▶ _Task to carry out_: Pick out every line of the listing below that contains the string "Organic", and copy each of those lines.

▶ _Supplied entries_:
+===+

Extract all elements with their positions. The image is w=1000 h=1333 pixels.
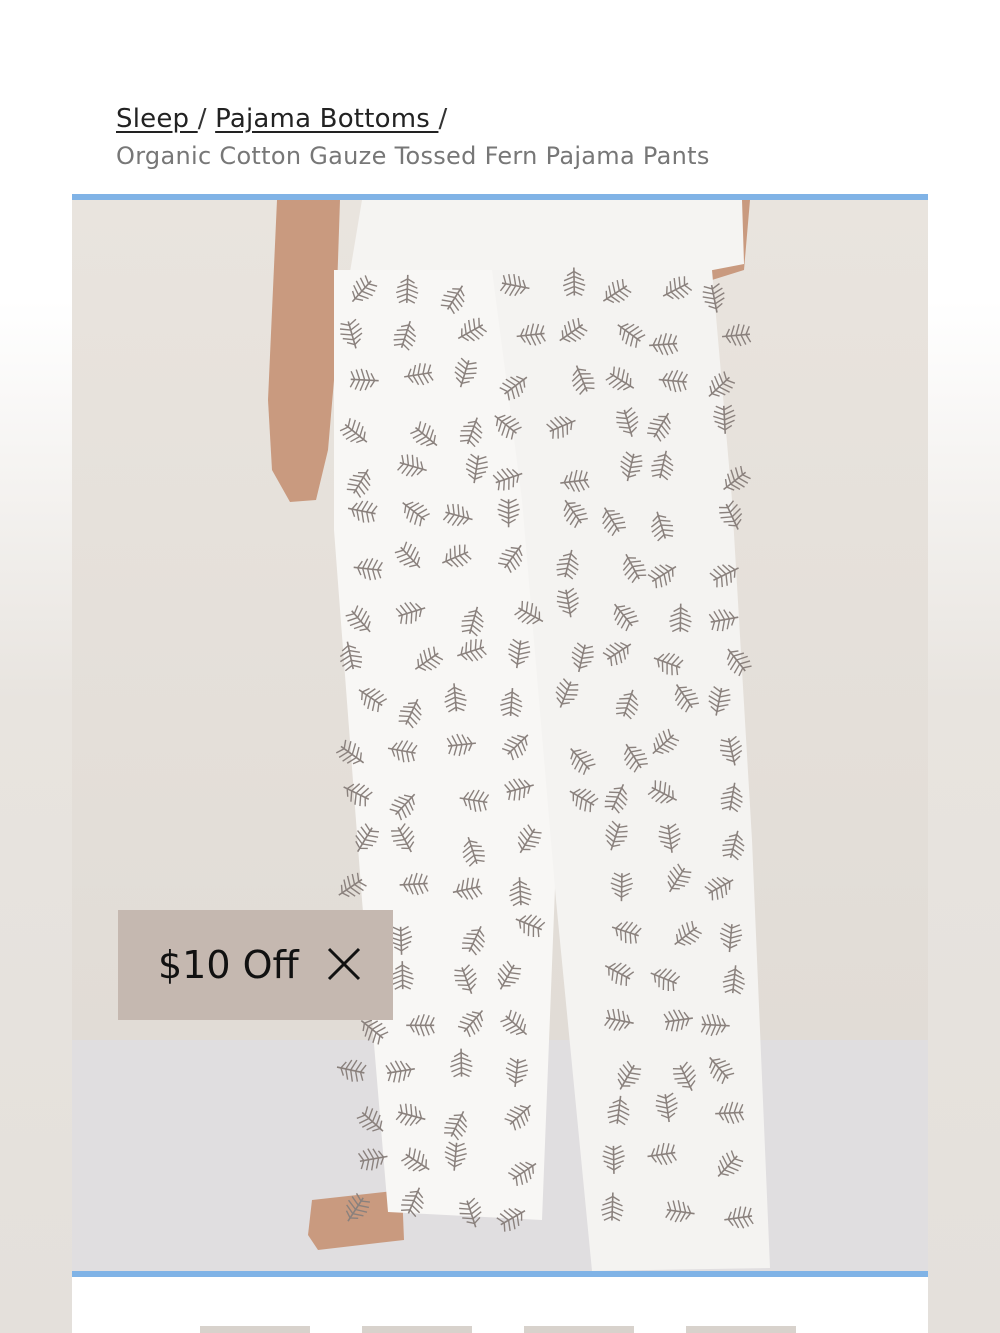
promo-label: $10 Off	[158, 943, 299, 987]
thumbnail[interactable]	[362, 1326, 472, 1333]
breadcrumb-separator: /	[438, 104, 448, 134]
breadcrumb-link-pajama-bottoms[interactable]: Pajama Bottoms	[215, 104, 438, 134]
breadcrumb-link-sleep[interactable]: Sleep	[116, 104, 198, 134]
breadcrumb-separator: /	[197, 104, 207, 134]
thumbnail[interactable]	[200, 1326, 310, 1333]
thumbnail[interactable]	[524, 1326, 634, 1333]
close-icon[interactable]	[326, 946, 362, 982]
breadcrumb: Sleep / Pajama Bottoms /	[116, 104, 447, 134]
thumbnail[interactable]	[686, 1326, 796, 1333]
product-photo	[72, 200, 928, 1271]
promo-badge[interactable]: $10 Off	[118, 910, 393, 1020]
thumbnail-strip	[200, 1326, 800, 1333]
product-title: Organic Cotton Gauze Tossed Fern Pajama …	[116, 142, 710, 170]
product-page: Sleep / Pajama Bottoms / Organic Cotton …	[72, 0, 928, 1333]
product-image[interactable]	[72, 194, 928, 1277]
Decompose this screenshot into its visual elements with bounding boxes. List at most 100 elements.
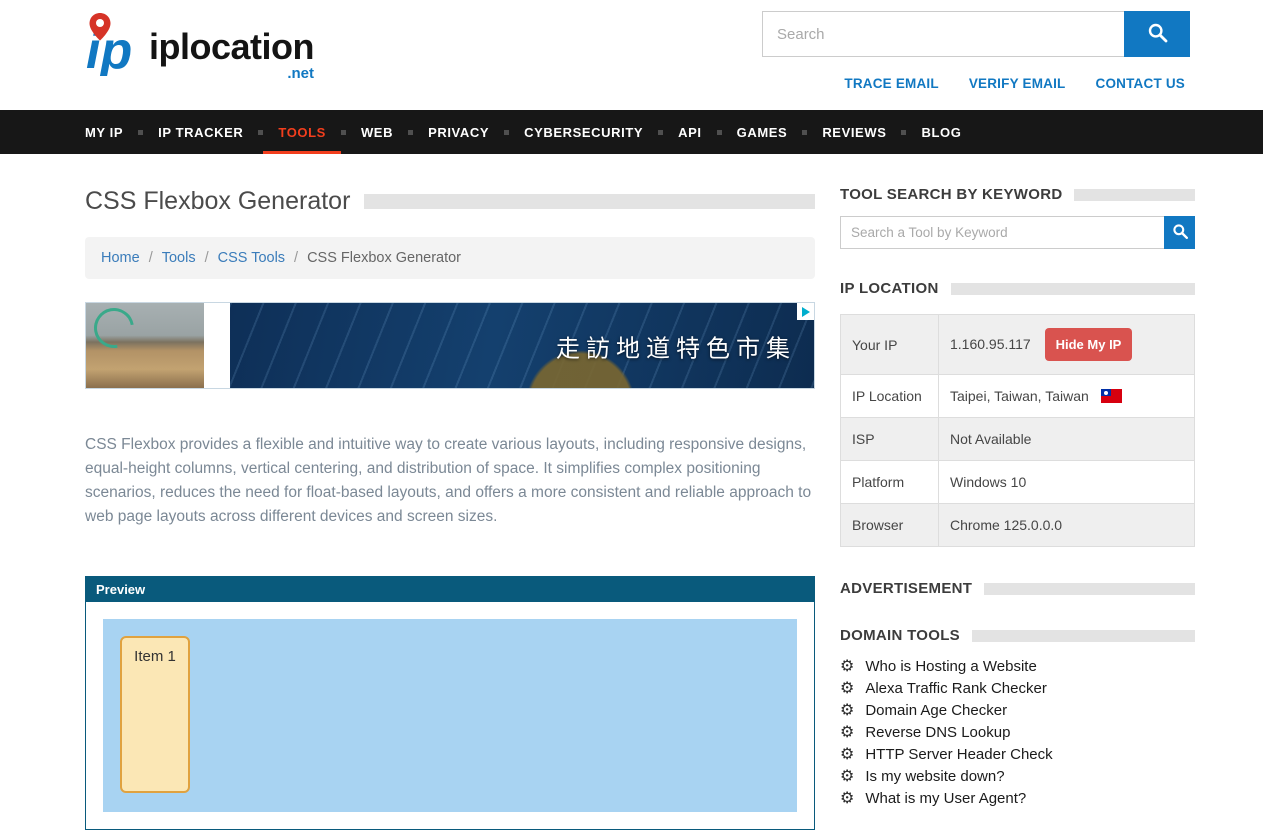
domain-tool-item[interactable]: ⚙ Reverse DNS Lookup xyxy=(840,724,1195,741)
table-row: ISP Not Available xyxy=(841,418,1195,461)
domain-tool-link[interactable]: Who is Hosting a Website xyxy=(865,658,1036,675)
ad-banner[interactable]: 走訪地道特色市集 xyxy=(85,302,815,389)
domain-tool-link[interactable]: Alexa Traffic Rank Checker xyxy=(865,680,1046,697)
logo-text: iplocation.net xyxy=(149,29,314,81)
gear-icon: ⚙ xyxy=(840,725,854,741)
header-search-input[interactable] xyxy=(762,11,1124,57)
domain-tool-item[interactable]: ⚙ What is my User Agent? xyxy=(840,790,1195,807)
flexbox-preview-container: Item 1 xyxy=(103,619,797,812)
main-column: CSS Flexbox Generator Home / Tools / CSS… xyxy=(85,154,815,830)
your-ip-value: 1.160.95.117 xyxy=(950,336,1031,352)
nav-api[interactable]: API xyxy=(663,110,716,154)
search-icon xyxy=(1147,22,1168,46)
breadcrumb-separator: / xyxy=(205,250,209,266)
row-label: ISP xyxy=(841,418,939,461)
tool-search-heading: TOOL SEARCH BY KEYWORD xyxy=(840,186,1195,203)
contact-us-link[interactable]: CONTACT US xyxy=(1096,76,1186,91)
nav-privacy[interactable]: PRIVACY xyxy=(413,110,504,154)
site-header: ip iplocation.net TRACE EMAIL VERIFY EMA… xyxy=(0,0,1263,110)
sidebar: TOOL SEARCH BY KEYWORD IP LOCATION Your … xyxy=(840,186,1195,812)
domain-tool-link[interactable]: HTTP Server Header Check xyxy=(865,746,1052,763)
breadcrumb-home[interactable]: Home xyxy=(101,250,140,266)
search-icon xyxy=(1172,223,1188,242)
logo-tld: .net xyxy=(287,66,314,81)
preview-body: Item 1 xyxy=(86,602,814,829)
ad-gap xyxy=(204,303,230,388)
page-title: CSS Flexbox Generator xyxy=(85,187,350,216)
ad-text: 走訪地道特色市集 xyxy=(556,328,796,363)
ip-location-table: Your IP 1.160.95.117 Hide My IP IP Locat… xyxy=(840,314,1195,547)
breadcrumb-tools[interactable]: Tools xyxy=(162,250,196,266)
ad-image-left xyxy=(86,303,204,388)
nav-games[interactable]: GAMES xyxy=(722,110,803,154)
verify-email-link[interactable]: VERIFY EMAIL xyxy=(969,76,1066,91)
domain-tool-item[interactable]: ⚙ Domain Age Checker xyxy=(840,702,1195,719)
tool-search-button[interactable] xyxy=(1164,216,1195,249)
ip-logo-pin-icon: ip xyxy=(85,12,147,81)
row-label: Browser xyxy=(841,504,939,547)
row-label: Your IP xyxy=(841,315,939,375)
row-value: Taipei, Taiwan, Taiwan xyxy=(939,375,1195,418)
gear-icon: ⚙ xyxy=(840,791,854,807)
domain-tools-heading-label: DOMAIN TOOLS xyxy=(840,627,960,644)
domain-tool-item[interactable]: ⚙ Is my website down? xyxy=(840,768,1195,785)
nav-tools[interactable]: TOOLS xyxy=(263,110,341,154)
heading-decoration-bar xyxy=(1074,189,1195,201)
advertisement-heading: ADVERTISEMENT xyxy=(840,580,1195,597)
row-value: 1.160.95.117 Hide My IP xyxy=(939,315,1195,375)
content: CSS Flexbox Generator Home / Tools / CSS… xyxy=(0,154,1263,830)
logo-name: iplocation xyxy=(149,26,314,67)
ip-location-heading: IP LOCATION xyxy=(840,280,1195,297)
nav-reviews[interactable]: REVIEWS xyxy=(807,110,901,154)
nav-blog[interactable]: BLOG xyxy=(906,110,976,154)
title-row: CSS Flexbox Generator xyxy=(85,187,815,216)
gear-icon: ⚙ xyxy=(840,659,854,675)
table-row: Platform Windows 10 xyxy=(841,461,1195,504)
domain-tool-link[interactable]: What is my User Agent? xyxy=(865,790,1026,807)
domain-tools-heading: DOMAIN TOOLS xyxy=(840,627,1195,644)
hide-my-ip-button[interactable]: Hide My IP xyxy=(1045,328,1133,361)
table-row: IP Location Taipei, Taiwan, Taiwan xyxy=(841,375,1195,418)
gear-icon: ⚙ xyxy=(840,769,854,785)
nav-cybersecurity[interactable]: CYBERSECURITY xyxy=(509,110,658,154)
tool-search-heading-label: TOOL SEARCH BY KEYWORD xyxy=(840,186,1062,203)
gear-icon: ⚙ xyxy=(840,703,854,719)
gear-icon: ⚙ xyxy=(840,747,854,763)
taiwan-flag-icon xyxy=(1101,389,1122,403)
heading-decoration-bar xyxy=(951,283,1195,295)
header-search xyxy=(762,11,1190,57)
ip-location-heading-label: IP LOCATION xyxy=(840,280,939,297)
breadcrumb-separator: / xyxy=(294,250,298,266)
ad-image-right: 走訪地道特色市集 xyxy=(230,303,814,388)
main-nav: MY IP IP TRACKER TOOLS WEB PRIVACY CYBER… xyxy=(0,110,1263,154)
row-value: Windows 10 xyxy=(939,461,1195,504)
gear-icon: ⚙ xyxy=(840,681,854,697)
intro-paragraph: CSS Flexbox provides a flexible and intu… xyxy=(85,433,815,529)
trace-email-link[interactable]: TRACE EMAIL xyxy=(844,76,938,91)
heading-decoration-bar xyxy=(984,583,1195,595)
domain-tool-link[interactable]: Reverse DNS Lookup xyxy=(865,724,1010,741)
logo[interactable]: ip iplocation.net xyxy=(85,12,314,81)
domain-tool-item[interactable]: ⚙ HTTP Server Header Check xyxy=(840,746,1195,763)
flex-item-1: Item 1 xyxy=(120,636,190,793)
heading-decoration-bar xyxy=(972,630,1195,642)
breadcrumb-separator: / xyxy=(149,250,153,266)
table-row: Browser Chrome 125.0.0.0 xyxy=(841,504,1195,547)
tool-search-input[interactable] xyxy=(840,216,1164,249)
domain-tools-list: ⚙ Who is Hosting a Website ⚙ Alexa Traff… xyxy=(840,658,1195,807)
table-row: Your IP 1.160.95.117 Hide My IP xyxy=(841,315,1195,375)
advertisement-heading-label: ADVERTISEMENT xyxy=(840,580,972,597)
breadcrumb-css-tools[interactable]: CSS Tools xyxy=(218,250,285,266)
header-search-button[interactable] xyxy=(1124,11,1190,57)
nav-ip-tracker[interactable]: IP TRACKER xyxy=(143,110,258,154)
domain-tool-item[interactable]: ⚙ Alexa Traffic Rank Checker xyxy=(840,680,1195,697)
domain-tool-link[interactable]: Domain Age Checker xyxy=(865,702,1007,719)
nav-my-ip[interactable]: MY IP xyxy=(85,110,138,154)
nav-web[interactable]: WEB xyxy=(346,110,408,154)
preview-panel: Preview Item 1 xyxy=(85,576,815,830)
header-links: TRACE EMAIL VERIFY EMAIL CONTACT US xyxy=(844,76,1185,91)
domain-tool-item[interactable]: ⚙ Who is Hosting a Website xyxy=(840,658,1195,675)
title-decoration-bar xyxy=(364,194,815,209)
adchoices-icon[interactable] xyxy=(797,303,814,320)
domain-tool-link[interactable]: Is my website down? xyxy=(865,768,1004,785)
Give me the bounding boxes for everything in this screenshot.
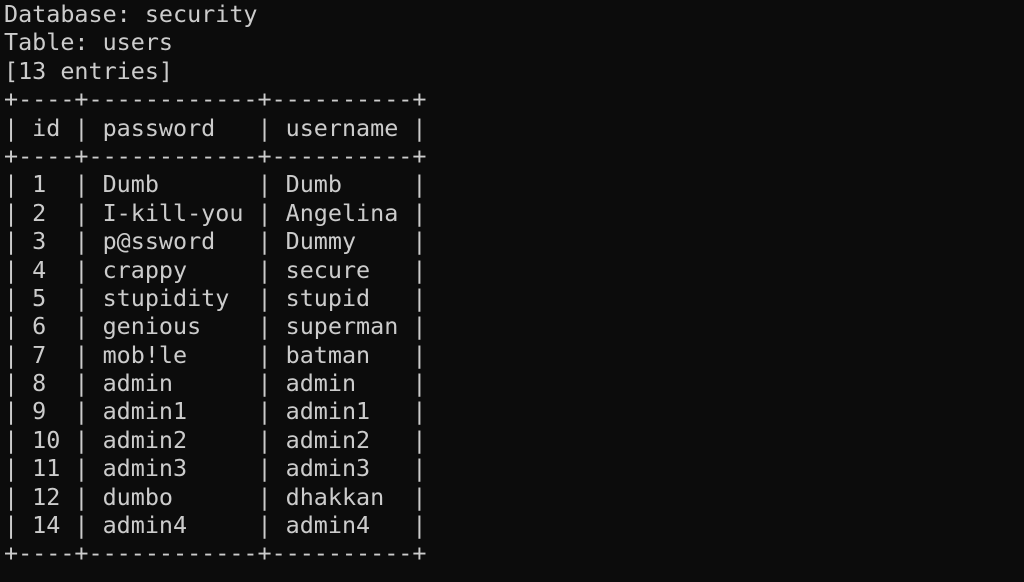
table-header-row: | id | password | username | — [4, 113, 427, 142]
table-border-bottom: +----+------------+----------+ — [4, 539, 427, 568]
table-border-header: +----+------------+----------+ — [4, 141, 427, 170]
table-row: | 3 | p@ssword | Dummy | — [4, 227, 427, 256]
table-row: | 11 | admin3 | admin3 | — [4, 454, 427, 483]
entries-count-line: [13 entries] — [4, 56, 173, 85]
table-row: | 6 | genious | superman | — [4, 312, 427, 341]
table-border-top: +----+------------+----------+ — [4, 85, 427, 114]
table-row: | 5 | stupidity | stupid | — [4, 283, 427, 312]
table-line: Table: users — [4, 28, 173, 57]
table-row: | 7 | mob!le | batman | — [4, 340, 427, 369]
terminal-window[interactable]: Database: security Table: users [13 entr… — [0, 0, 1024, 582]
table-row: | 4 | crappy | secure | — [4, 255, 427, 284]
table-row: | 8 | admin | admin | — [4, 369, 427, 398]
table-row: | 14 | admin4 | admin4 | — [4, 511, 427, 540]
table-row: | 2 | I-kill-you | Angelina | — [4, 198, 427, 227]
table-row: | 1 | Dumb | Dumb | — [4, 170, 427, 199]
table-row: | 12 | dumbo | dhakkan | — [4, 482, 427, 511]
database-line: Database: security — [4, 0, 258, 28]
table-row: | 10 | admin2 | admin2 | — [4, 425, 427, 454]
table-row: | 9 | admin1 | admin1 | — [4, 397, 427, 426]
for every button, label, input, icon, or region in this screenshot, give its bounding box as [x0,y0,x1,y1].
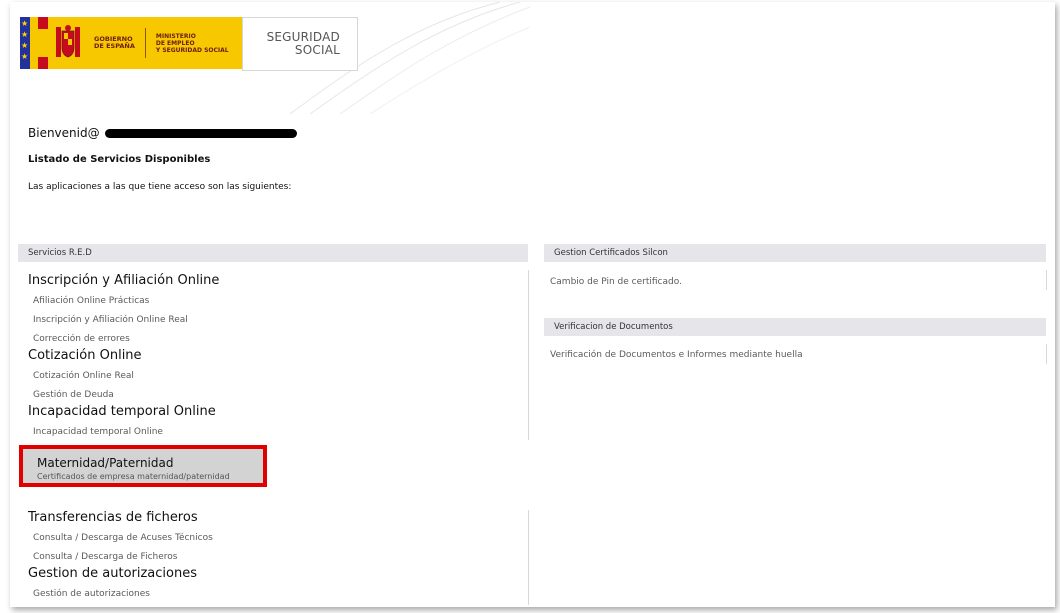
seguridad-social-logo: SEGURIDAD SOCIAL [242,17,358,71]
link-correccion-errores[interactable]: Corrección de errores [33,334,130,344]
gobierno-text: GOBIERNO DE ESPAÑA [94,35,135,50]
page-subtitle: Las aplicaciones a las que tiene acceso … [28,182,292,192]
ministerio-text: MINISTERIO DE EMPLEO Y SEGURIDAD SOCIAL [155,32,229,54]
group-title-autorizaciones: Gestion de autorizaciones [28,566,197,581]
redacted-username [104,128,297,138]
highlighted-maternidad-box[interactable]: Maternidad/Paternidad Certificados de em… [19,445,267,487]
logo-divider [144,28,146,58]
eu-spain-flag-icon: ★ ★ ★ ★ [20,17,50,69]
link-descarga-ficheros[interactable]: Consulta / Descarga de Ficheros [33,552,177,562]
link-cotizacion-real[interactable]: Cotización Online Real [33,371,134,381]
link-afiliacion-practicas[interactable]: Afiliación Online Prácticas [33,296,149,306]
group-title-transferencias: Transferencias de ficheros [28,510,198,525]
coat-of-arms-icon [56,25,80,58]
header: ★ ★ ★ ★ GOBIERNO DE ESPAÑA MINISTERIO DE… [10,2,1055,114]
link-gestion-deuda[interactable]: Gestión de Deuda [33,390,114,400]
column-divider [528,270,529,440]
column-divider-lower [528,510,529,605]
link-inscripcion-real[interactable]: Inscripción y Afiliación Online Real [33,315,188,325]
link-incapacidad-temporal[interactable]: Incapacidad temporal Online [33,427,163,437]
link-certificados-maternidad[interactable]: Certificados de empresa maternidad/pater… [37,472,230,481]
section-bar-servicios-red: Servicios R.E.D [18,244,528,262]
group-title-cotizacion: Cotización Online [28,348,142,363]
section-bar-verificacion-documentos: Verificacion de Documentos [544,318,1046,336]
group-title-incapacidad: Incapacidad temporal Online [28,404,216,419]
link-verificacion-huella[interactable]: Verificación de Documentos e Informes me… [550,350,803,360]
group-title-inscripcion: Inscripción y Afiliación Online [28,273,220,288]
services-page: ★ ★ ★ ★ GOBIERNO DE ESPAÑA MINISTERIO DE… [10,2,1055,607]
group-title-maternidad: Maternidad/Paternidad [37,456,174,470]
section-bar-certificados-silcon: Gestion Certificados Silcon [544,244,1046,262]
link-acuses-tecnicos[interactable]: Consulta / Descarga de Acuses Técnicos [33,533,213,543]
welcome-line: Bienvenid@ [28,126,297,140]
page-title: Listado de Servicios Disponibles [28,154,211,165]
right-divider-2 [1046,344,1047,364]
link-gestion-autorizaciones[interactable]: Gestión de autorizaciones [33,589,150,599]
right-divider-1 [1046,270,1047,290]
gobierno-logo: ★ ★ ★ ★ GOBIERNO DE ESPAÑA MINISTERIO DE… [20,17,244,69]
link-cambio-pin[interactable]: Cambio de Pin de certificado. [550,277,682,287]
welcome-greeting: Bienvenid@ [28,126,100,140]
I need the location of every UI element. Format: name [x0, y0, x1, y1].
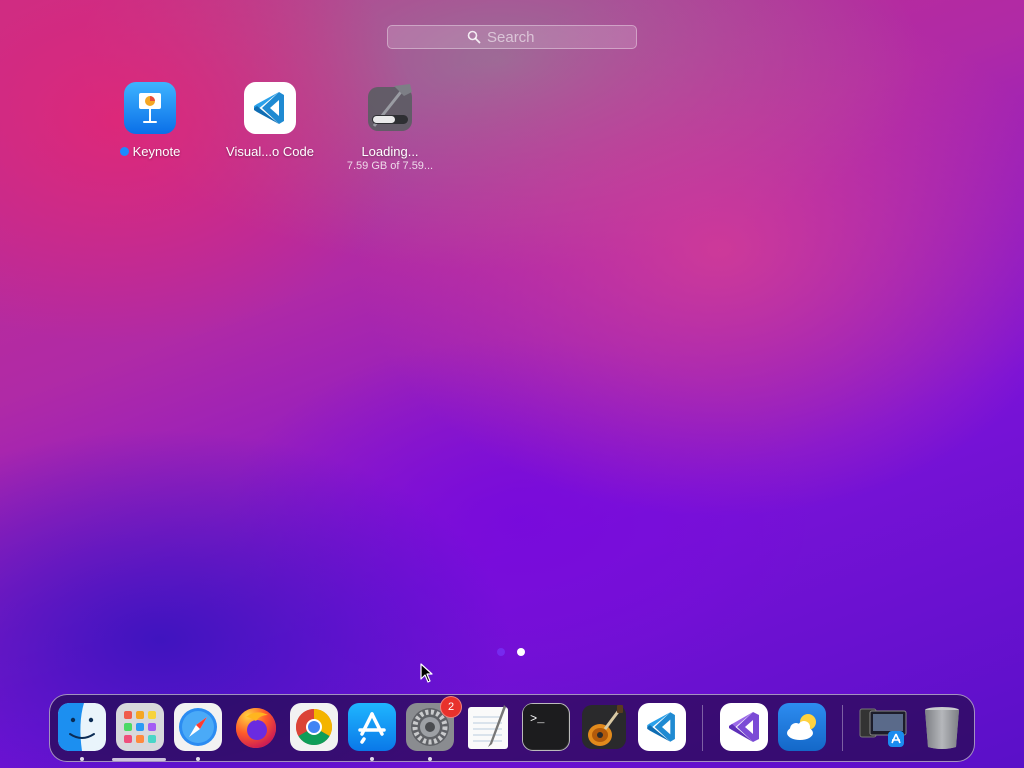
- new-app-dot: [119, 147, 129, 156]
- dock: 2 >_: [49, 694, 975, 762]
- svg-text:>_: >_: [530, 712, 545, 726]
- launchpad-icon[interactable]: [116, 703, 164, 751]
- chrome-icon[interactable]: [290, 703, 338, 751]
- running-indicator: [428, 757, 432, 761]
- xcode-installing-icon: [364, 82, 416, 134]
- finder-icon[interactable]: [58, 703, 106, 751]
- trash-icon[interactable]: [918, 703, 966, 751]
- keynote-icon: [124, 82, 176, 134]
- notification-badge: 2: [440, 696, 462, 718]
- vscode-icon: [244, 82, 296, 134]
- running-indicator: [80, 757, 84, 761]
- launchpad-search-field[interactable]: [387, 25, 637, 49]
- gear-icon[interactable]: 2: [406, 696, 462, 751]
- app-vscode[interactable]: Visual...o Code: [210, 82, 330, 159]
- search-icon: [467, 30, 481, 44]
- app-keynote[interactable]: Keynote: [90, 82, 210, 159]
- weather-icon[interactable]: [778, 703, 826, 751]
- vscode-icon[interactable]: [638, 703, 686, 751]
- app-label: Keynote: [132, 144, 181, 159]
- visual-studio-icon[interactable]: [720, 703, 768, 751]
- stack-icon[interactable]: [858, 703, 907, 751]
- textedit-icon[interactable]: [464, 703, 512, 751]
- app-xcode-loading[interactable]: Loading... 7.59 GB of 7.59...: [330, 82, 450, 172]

+===+

▶ _The response_:
product-title: Organic Cotton Gauze Tossed Fern Pajama …	[116, 142, 710, 170]
product-page: Sleep / Pajama Bottoms / Organic Cotton …	[72, 0, 928, 1333]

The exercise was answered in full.